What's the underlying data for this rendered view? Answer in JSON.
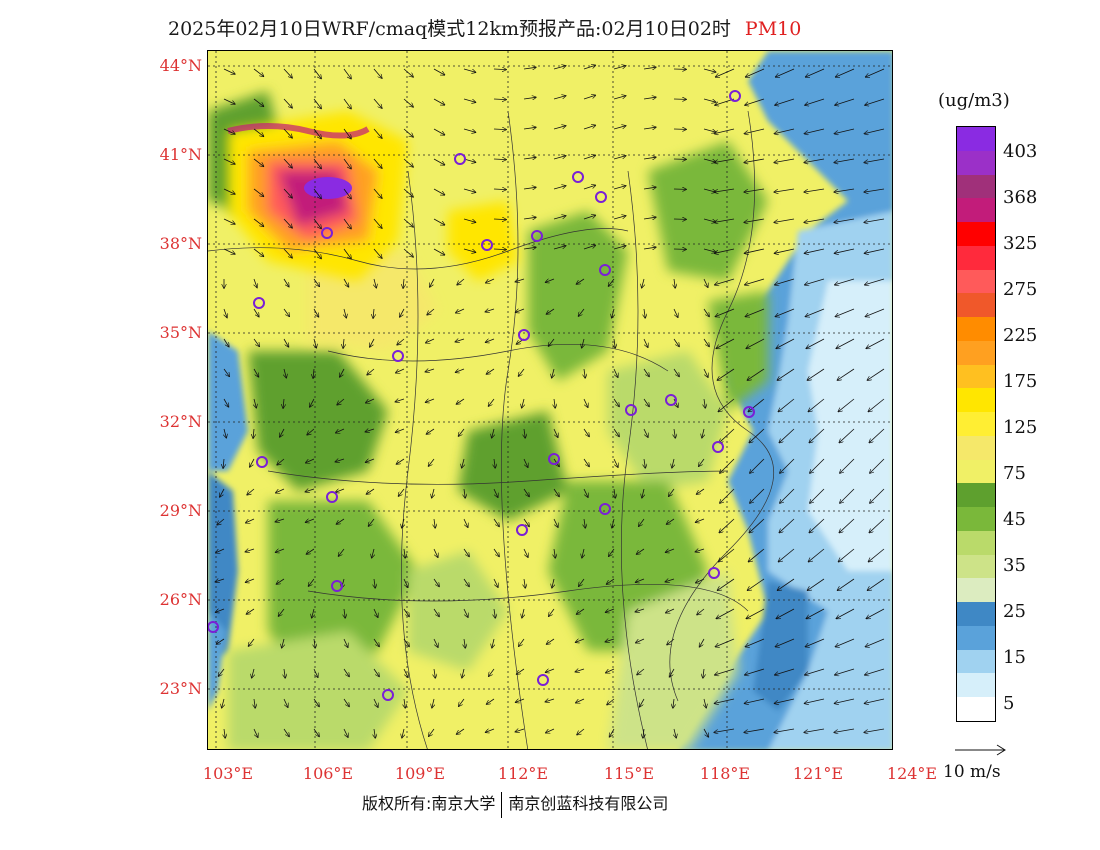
{
  "title": {
    "main": "2025年02月10日WRF/cmaq模式12km预报产品:02月10日02时",
    "variable": "PM10"
  },
  "map": {
    "lat_labels": [
      "44°N",
      "41°N",
      "38°N",
      "35°N",
      "32°N",
      "29°N",
      "26°N",
      "23°N"
    ],
    "lon_labels": [
      "103°E",
      "106°E",
      "109°E",
      "112°E",
      "115°E",
      "118°E",
      "121°E",
      "124°E"
    ],
    "lat_range": [
      21,
      44.5
    ],
    "lon_range": [
      102.8,
      124
    ]
  },
  "colorbar": {
    "unit": "(ug/m3)",
    "labels": [
      "403",
      "368",
      "325",
      "275",
      "225",
      "175",
      "125",
      "75",
      "45",
      "35",
      "25",
      "15",
      "5"
    ],
    "colors": [
      "#8a2be2",
      "#9b30c8",
      "#a0307a",
      "#c21c7a",
      "#ff0000",
      "#ff2a3c",
      "#ff5a5a",
      "#f0582a",
      "#ff8c00",
      "#ffa020",
      "#ffc020",
      "#ffe600",
      "#ffee33",
      "#f5e86a",
      "#f0f066",
      "#5ea02e",
      "#7ab83a",
      "#bada6a",
      "#cde388",
      "#dcecc0",
      "#3f88c5",
      "#5aa2da",
      "#a0d2f0",
      "#d6effa",
      "#ffffff"
    ]
  },
  "wind_reference": {
    "label": "10 m/s"
  },
  "footer": {
    "left": "版权所有:南京大学",
    "right": "南京创蓝科技有限公司"
  },
  "stations": [
    "s1",
    "s2",
    "s3",
    "s4",
    "s5",
    "s6",
    "s7",
    "s8",
    "s9",
    "s10",
    "s11",
    "s12",
    "s13",
    "s14",
    "s15",
    "s16",
    "s17",
    "s18",
    "s19",
    "s20",
    "s21",
    "s22",
    "s23",
    "s24",
    "s25",
    "s26",
    "s27"
  ]
}
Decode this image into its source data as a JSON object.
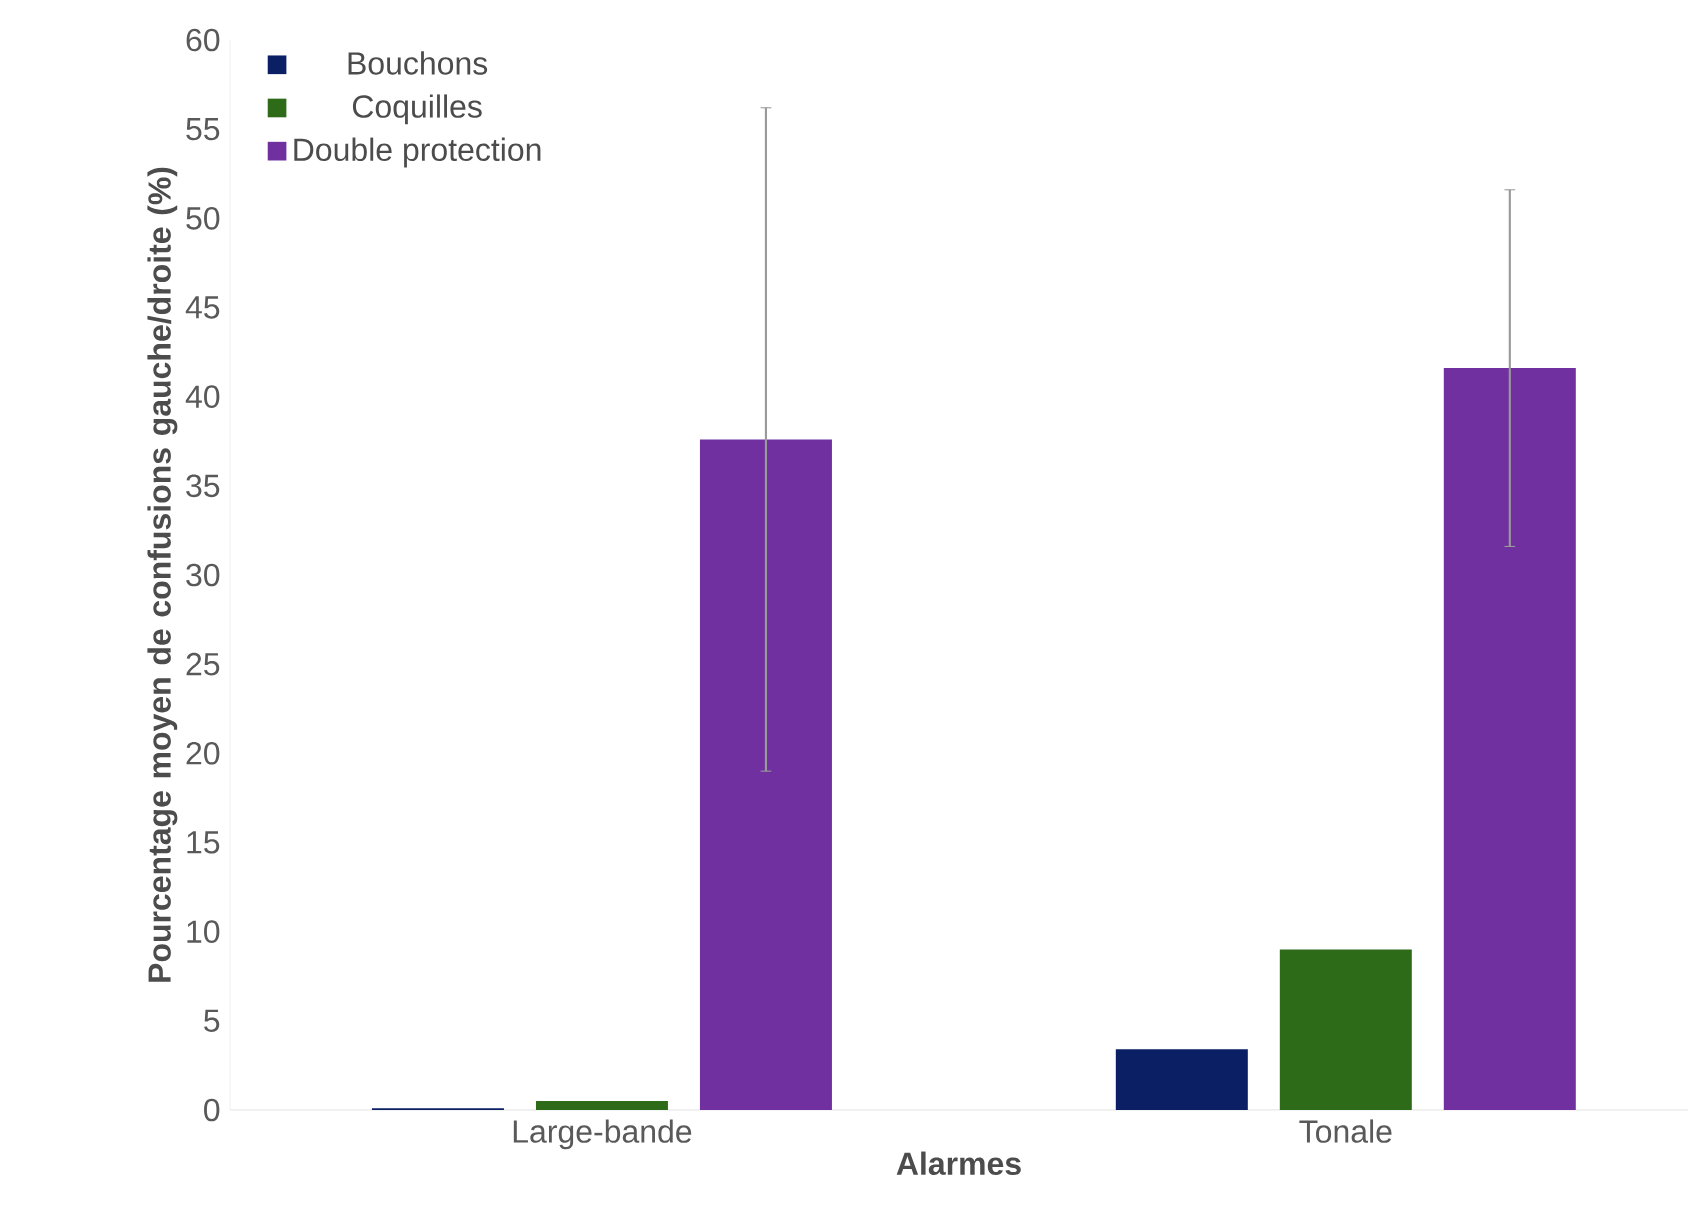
{
  "chart_data": {
    "type": "bar",
    "xlabel": "Alarmes",
    "ylabel": "Pourcentage moyen de confusions gauche/droite (%)",
    "categories": [
      "Large-bande",
      "Tonale"
    ],
    "series": [
      {
        "name": "Bouchons",
        "color": "#0b1f64",
        "values": [
          0.1,
          3.4
        ]
      },
      {
        "name": "Coquilles",
        "color": "#2e6b19",
        "values": [
          0.5,
          9.0
        ]
      },
      {
        "name": "Double protection",
        "color": "#70309f",
        "values": [
          37.6,
          41.6
        ],
        "errors": [
          18.6,
          10
        ]
      }
    ],
    "ylim": [
      0,
      60
    ],
    "yticks": [
      0,
      5,
      10,
      15,
      20,
      25,
      30,
      35,
      40,
      45,
      50,
      55,
      60
    ],
    "grid": false,
    "legend": "top left"
  }
}
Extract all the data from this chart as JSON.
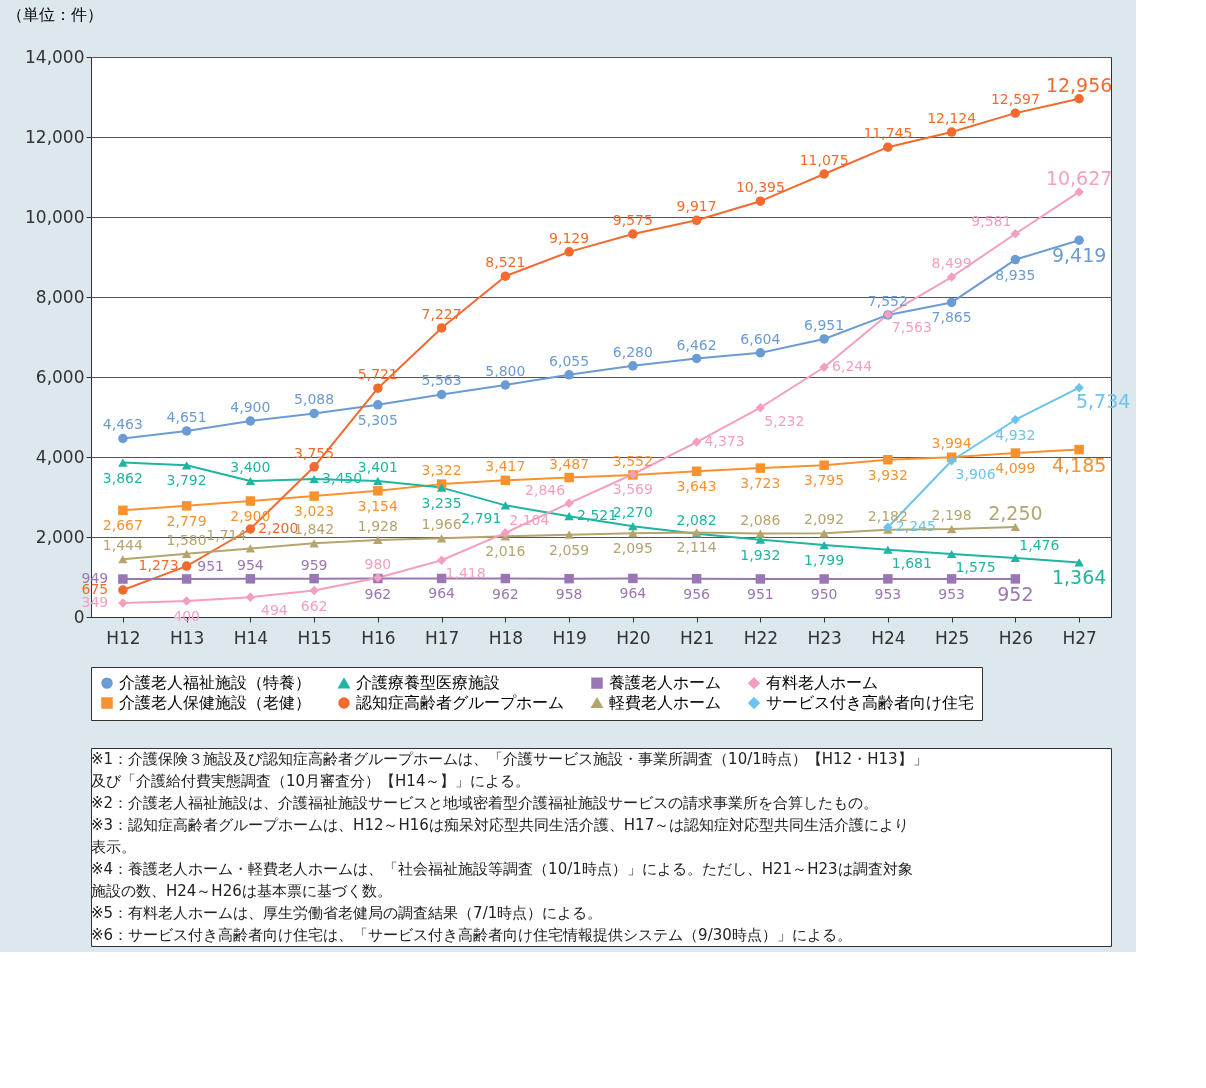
{
  "chart_data": {
    "type": "line",
    "ylabel": "（単位：件）",
    "categories": [
      "H12",
      "H13",
      "H14",
      "H15",
      "H16",
      "H17",
      "H18",
      "H19",
      "H20",
      "H21",
      "H22",
      "H23",
      "H24",
      "H25",
      "H26",
      "H27"
    ],
    "ylim": [
      0,
      14000
    ],
    "yticks": [
      0,
      {
        "value": 2000,
        "label": "2,000"
      },
      {
        "value": 4000,
        "label": "4,000"
      },
      {
        "value": 6000,
        "label": "6,000"
      },
      {
        "value": 8000,
        "label": "8,000"
      },
      {
        "value": 10000,
        "label": "10,000"
      },
      {
        "value": 12000,
        "label": "12,000"
      },
      {
        "value": 14000,
        "label": "14,000"
      }
    ],
    "grid": "y",
    "legend": "bottom",
    "series": [
      {
        "name": "介護老人福祉施設（特養）",
        "color": "#6a9bd3",
        "marker": "circle",
        "values": [
          4463,
          4651,
          4900,
          5088,
          5305,
          5563,
          5800,
          6055,
          6280,
          6462,
          6604,
          6951,
          7552,
          7865,
          8935,
          9419
        ],
        "value_labels": [
          "4,463",
          "4,651",
          "4,900",
          "5,088",
          "5,305",
          "5,563",
          "5,800",
          "6,055",
          "6,280",
          "6,462",
          "6,604",
          "6,951",
          "7,552",
          "7,865",
          "8,935",
          "9,419"
        ]
      },
      {
        "name": "介護老人保健施設（老健）",
        "color": "#f7922e",
        "marker": "square",
        "values": [
          2667,
          2779,
          2900,
          3023,
          3154,
          3322,
          3417,
          3487,
          3552,
          3643,
          3723,
          3795,
          3932,
          3994,
          4099,
          4185
        ],
        "value_labels": [
          "2,667",
          "2,779",
          "2,900",
          "3,023",
          "3,154",
          "3,322",
          "3,417",
          "3,487",
          "3,552",
          "3,643",
          "3,723",
          "3,795",
          "3,932",
          "3,994",
          "4,099",
          "4,185"
        ]
      },
      {
        "name": "介護療養型医療施設",
        "color": "#20b5a0",
        "marker": "triangle",
        "values": [
          3862,
          3792,
          3400,
          3450,
          3401,
          3235,
          2791,
          2521,
          2270,
          2082,
          1932,
          1799,
          1681,
          1575,
          1476,
          1364
        ],
        "value_labels": [
          "3,862",
          "3,792",
          "3,400",
          "3,450",
          "3,401",
          "3,235",
          "2,791",
          "2,521",
          "2,270",
          "2,082",
          "1,932",
          "1,799",
          "1,681",
          "1,575",
          "1,476",
          "1,364"
        ]
      },
      {
        "name": "認知症高齢者グループホーム",
        "color": "#f26a2e",
        "marker": "circle",
        "values": [
          675,
          1273,
          2200,
          3755,
          5721,
          7227,
          8521,
          9129,
          9575,
          9917,
          10395,
          11075,
          11745,
          12124,
          12597,
          12956
        ],
        "value_labels": [
          "675",
          "1,273",
          "2,200",
          "3,755",
          "5,721",
          "7,227",
          "8,521",
          "9,129",
          "9,575",
          "9,917",
          "10,395",
          "11,075",
          "11,745",
          "12,124",
          "12,597",
          "12,956"
        ]
      },
      {
        "name": "養護老人ホーム",
        "color": "#9b76b5",
        "marker": "square",
        "values": [
          949,
          951,
          954,
          959,
          962,
          964,
          962,
          958,
          964,
          956,
          951,
          950,
          953,
          953,
          952,
          null
        ],
        "value_labels": [
          "949",
          "951",
          "954",
          "959",
          "962",
          "964",
          "962",
          "958",
          "964",
          "956",
          "951",
          "950",
          "953",
          "953",
          "952",
          null
        ]
      },
      {
        "name": "軽費老人ホーム",
        "color": "#b5a46e",
        "marker": "triangle",
        "values": [
          1444,
          1580,
          1714,
          1842,
          1928,
          1966,
          2016,
          2059,
          2095,
          2114,
          2086,
          2092,
          2182,
          2198,
          2250,
          null
        ],
        "value_labels": [
          "1,444",
          "1,580",
          "1,714",
          "1,842",
          "1,928",
          "1,966",
          "2,016",
          "2,059",
          "2,095",
          "2,114",
          "2,086",
          "2,092",
          "2,182",
          "2,198",
          "2,250",
          null
        ]
      },
      {
        "name": "有料老人ホーム",
        "color": "#f49ec0",
        "marker": "diamond",
        "values": [
          349,
          400,
          494,
          662,
          980,
          1418,
          2104,
          2846,
          3569,
          4373,
          5232,
          6244,
          7563,
          8499,
          9581,
          10627
        ],
        "value_labels": [
          "349",
          "400",
          "494",
          "662",
          "980",
          "1,418",
          "2,104",
          "2,846",
          "3,569",
          "4,373",
          "5,232",
          "6,244",
          "7,563",
          "8,499",
          "9,581",
          "10,627"
        ]
      },
      {
        "name": "サービス付き高齢者向け住宅",
        "color": "#6cc3ee",
        "marker": "diamond",
        "values": [
          null,
          null,
          null,
          null,
          null,
          null,
          null,
          null,
          null,
          null,
          null,
          null,
          2245,
          3906,
          4932,
          5734
        ],
        "value_labels": [
          null,
          null,
          null,
          null,
          null,
          null,
          null,
          null,
          null,
          null,
          null,
          null,
          "2,245",
          "3,906",
          "4,932",
          "5,734"
        ]
      }
    ],
    "annotations": [
      "※1：介護保険３施設及び認知症高齢者グループホームは、「介護サービス施設・事業所調査（10/1時点）【H12・H13】」",
      "　　及び「介護給付費実態調査（10月審査分）【H14～】」による。",
      "※2：介護老人福祉施設は、介護福祉施設サービスと地域密着型介護福祉施設サービスの請求事業所を合算したもの。",
      "※3：認知症高齢者グループホームは、H12～H16は痴呆対応型共同生活介護、H17～は認知症対応型共同生活介護により",
      "　　表示。",
      "※4：養護老人ホーム・軽費老人ホームは、「社会福祉施設等調査（10/1時点）」による。ただし、H21～H23は調査対象",
      "　　施設の数、H24～H26は基本票に基づく数。",
      "※5：有料老人ホームは、厚生労働省老健局の調査結果（7/1時点）による。",
      "※6：サービス付き高齢者向け住宅は、「サービス付き高齢者向け住宅情報提供システム（9/30時点）」による。"
    ]
  }
}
+++
### Instructions to follow
In the material above, find the lines that contain "JSON" and show them.

### Problem solution
What's the underlying data for this rendered view? Answer in JSON.
Decode this image into its source data as a JSON object.
Extract all the data from this chart as JSON.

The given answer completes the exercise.